- Problem details
Find the lines containing "user" and say how many there are, with no other words.

[Start of Records shown]

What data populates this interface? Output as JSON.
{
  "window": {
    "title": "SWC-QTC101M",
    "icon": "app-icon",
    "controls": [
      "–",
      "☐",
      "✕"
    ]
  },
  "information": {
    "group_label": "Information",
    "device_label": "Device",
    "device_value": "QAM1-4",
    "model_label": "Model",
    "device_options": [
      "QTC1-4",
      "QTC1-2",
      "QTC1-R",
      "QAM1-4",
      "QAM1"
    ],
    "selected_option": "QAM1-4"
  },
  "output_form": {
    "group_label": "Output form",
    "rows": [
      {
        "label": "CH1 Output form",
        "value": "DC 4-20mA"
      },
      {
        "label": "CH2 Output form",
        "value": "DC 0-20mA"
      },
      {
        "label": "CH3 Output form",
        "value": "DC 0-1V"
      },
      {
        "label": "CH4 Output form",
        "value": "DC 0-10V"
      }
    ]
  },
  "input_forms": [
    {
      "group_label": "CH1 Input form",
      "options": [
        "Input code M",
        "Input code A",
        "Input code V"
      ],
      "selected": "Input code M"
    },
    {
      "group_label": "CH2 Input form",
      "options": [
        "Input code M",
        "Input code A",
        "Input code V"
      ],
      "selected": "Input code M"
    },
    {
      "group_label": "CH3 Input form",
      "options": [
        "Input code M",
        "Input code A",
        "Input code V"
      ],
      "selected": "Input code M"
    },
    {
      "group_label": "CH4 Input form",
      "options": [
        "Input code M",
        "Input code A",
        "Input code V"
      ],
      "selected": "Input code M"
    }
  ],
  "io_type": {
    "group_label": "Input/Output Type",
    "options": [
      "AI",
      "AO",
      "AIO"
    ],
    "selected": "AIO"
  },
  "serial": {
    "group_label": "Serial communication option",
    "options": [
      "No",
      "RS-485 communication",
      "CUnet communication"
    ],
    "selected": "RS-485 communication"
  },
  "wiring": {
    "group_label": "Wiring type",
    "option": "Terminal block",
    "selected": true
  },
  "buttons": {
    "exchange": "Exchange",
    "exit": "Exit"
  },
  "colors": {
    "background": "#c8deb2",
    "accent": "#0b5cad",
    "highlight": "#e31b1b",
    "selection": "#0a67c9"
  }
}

[End of Records shown]
[Start of Records shown]

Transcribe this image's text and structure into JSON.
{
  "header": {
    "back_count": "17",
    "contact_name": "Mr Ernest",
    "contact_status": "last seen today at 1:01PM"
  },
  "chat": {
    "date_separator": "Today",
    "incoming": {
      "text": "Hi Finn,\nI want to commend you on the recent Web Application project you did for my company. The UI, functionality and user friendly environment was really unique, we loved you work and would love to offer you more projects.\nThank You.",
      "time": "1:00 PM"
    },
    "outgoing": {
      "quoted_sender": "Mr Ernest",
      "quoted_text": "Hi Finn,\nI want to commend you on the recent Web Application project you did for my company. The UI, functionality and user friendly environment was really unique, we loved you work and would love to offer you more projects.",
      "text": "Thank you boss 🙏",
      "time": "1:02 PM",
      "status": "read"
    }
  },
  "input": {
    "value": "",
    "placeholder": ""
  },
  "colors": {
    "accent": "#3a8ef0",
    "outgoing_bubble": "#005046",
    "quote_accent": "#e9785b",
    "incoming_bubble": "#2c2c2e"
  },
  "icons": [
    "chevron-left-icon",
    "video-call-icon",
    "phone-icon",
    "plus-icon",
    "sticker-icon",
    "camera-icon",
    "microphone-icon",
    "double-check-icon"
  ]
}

[End of Records shown]

- Output below
2